## The request
Using the listing below, give the number of lines where "Read" appears, and nothing else.

Dataset records
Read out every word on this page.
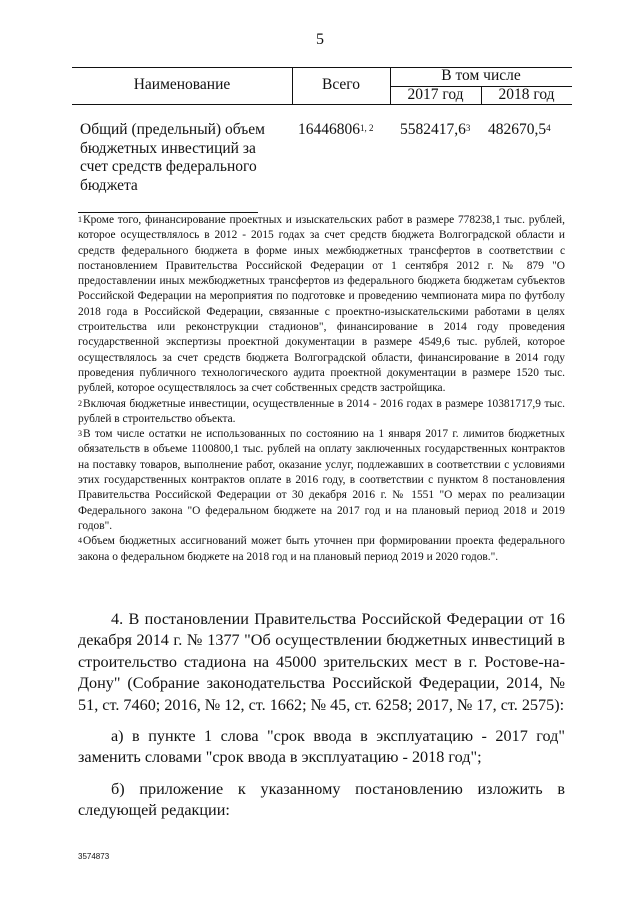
5
Наименование	Всего
В том числе
2017 год	2018 год
Общий (предельный) объем бюджетных инвестиций за счет средств федерального бюджета
16446806$^{1, 2}$ 5582417,6$^3$ 482670,5$^4$

$^1$Кроме того, финансирование проектных и изыскательских работ в размере 778238,1 тыс. рублей, которое осуществлялось в 2012 - 2015 годах за счет средств бюджета Волгоградской области и средств федерального бюджета в форме иных межбюджетных трансфертов в соответствии с постановлением Правительства Российской Федерации от 1 сентября 2012 г. № 879 "О предоставлении иных межбюджетных трансфертов из федерального бюджета бюджетам субъектов Российской Федерации на мероприятия по подготовке и проведению чемпионата мира по футболу 2018 года в Российской Федерации, связанные с проектно-изыскательскими работами в целях строительства или реконструкции стадионов", финансирование в 2014 году проведения государственной экспертизы проектной документации в размере 4549,6 тыс. рублей, которое осуществлялось за счет средств бюджета Волгоградской области, финансирование в 2014 году проведения публичного технологического аудита проектной документации в размере 1520 тыс. рублей, которое осуществлялось за счет собственных средств застройщика.

$^2$Включая бюджетные инвестиции, осуществленные в 2014 - 2016 годах в размере 10381717,9 тыс. рублей в строительство объекта.

$^3$В том числе остатки не использованных по состоянию на 1 января 2017 г. лимитов бюджетных обязательств в объеме 1100800,1 тыс. рублей на оплату заключенных государственных контрактов на поставку товаров, выполнение работ, оказание услуг, подлежавших в соответствии с условиями этих государственных контрактов оплате в 2016 году, в соответствии с пунктом 8 постановления Правительства Российской Федерации от 30 декабря 2016 г. № 1551 "О мерах по реализации Федерального закона "О федеральном бюджете на 2017 год и на плановый период 2018 и 2019 годов".

$^4$Объем бюджетных ассигнований может быть уточнен при формировании проекта федерального закона о федеральном бюджете на 2018 год и на плановый период 2019 и 2020 годов.".

4. В постановлении Правительства Российской Федерации от 16 декабря 2014 г. № 1377 "Об осуществлении бюджетных инвестиций в строительство стадиона на 45000 зрительских мест в г. Ростове-на-Дону" (Собрание законодательства Российской Федерации, 2014, № 51, ст. 7460; 2016, № 12, ст. 1662; № 45, ст. 6258; 2017, № 17, ст. 2575):

а) в пункте 1 слова "срок ввода в эксплуатацию - 2017 год" заменить словами "срок ввода в эксплуатацию - 2018 год";

б) приложение к указанному постановлению изложить в следующей редакции:

3574873
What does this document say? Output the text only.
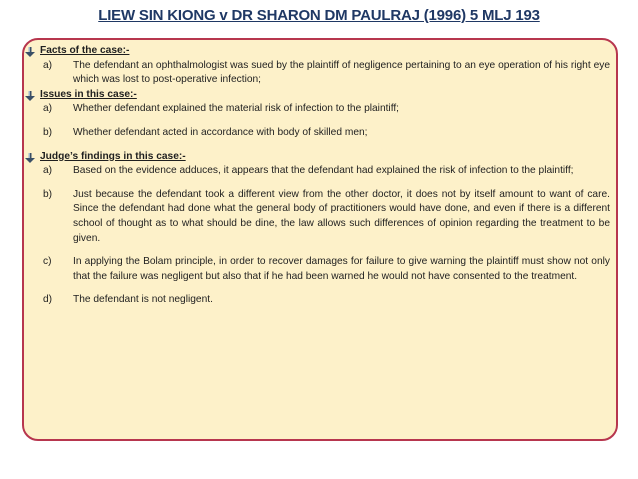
LIEW SIN KIONG v DR SHARON DM PAULRAJ (1996) 5 MLJ 193
Facts of the case:-
a) The defendant an ophthalmologist was sued by the plaintiff of negligence pertaining to an eye operation of his right eye which was lost to post-operative infection;
Issues in this case:-
a) Whether defendant explained the material risk of infection to the plaintiff;
b) Whether defendant acted in accordance with body of skilled men;
Judge’s findings in this case:-
a) Based on the evidence adduces, it appears that the defendant had explained the risk of infection to the plaintiff;
b) Just because the defendant took a different view from the other doctor, it does not by itself amount to want of care. Since the defendant had done what the general body of practitioners would have done, and even if there is a different school of thought as to what should be dine, the law allows such differences of opinion regarding the treatment to be given.
c) In applying the Bolam principle, in order to recover damages for failure to give warning the plaintiff must show not only that the failure was negligent but also that if he had been warned he would not have consented to the treatment.
d) The defendant is not negligent.
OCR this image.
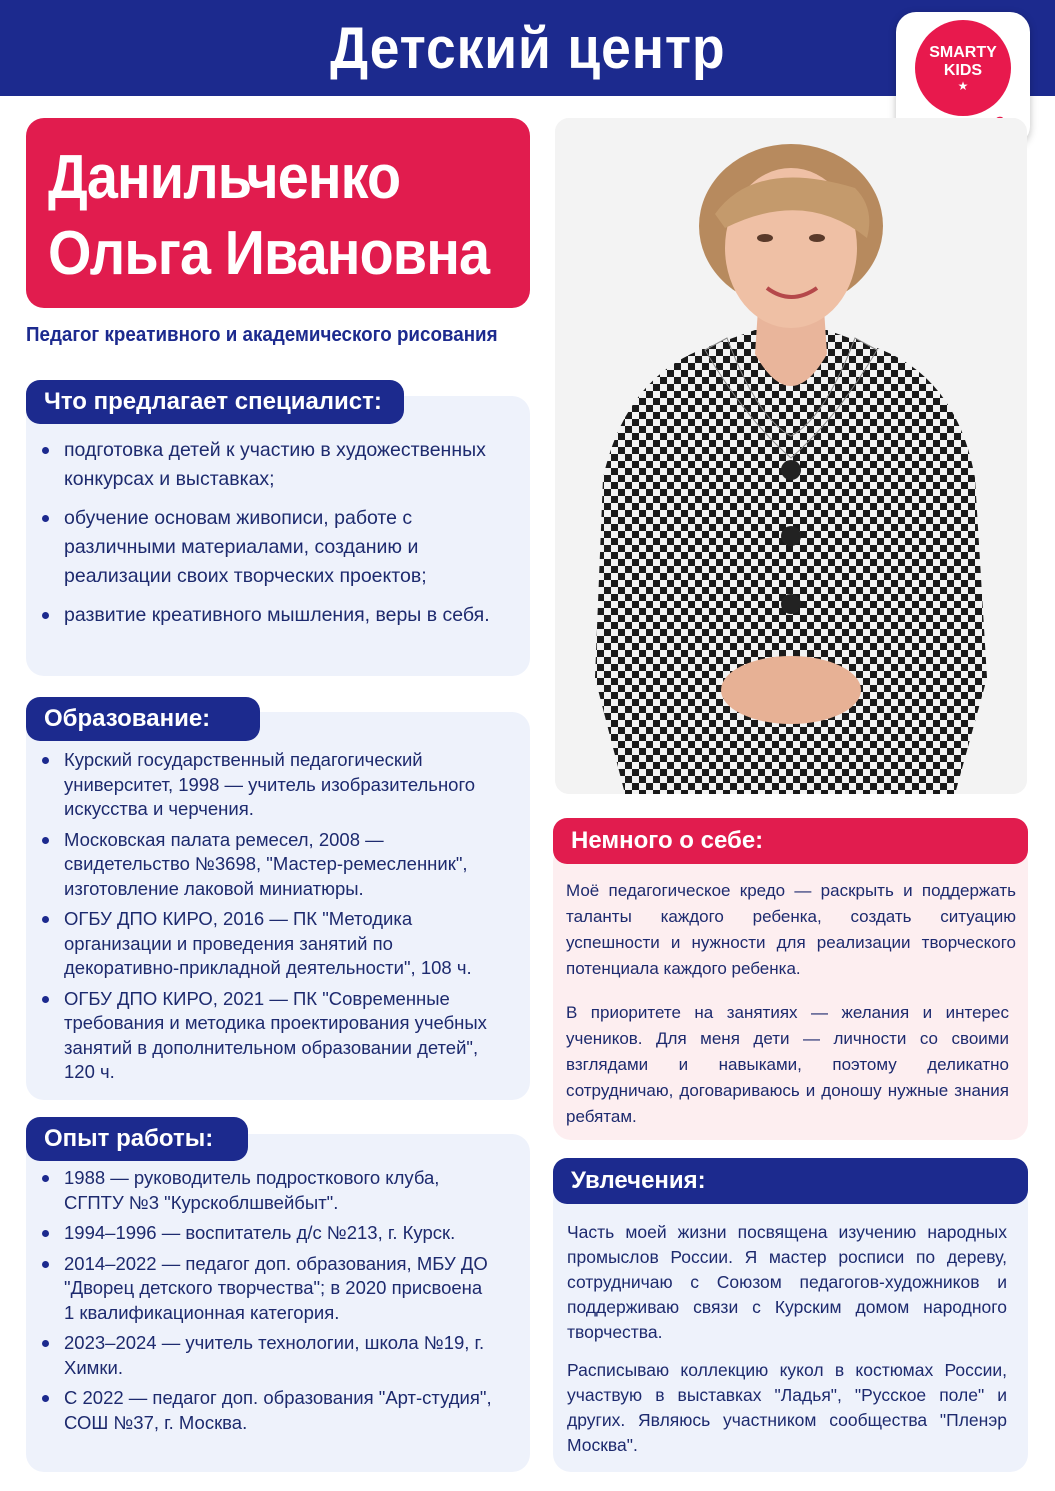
Детский центр	SMARTY
KIDS
★
Данильченко
Ольга Ивановна
Педагог креативного и академического рисования
Что предлагает специалист:
подготовка детей к участию в художественных конкурсах и выставках;
обучение основам живописи, работе с различными материалами, созданию и реализации своих творческих проектов;
развитие креативного мышления, веры в себя.
Образование:
Курский государственный педагогический университет, 1998 — учитель изобразительного искусства и черчения.
Московская палата ремесел, 2008 — свидетельство №3698, "Мастер-ремесленник", изготовление лаковой миниатюры.
ОГБУ ДПО КИРО, 2016 — ПК "Методика организации и проведения занятий по декоративно-прикладной деятельности", 108 ч.
ОГБУ ДПО КИРО, 2021 — ПК "Современные требования и методика проектирования учебных занятий в дополнительном образовании детей", 120 ч.
Опыт работы:
1988 — руководитель подросткового клуба, СГПТУ №3 "Курскоблшвейбыт".
1994–1996 — воспитатель д/с №213, г. Курск.
2014–2022 — педагог доп. образования, МБУ ДО "Дворец детского творчества"; в 2020 присвоена 1 квалификационная категория.
2023–2024 — учитель технологии, школа №19, г. Химки.
С 2022 — педагог доп. образования "Арт-студия", СОШ №37, г. Москва.
Немного о себе:
Моё педагогическое кредо — раскрыть и поддержать таланты каждого ребенка, создать ситуацию успешности и нужности для реализации творческого потенциала каждого ребенка.
В приоритете на занятиях — желания и интерес учеников. Для меня дети — личности со своими взглядами и навыками, поэтому деликатно сотрудничаю, договариваюсь и доношу нужные знания ребятам.
Увлечения:
Часть моей жизни посвящена изучению народных промыслов России. Я мастер росписи по дереву, сотрудничаю с Союзом педагогов-художников и поддерживаю связи с Курским домом народного творчества.
Расписываю коллекцию кукол в костюмах России, участвую в выставках "Ладья", "Русское поле" и других. Являюсь участником сообщества "Пленэр Москва".
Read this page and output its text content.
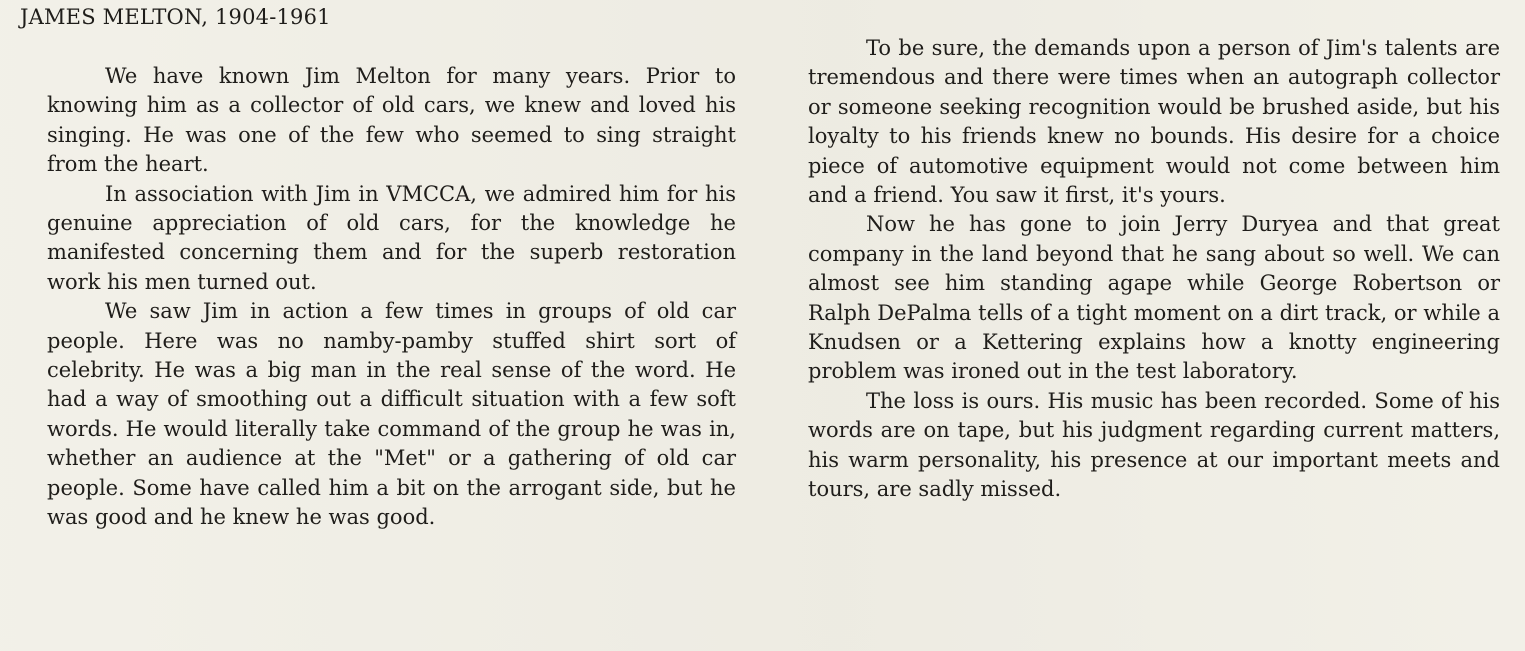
JAMES MELTON, 1904-1961

We have known Jim Melton for many years. Prior to knowing him as a collector of old cars, we knew and loved his singing. He was one of the few who seemed to sing straight from the heart.

In association with Jim in VMCCA, we admired him for his genuine appreciation of old cars, for the knowledge he manifested concerning them and for the superb restoration work his men turned out.

We saw Jim in action a few times in groups of old car people. Here was no namby-pamby stuffed shirt sort of celebrity. He was a big man in the real sense of the word. He had a way of smoothing out a difficult situation with a few soft words. He would literally take command of the group he was in, whether an audience at the "Met" or a gathering of old car people. Some have called him a bit on the arrogant side, but he was good and he knew he was good.

To be sure, the demands upon a person of Jim's talents are tremendous and there were times when an autograph collector or someone seeking recognition would be brushed aside, but his loyalty to his friends knew no bounds. His desire for a choice piece of automotive equipment would not come between him and a friend. You saw it first, it's yours.

Now he has gone to join Jerry Duryea and that great company in the land beyond that he sang about so well. We can almost see him standing agape while George Robertson or Ralph DePalma tells of a tight moment on a dirt track, or while a Knudsen or a Kettering explains how a knotty engineering problem was ironed out in the test laboratory.

The loss is ours. His music has been recorded. Some of his words are on tape, but his judgment regarding current matters, his warm personality, his presence at our important meets and tours, are sadly missed.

## Result
2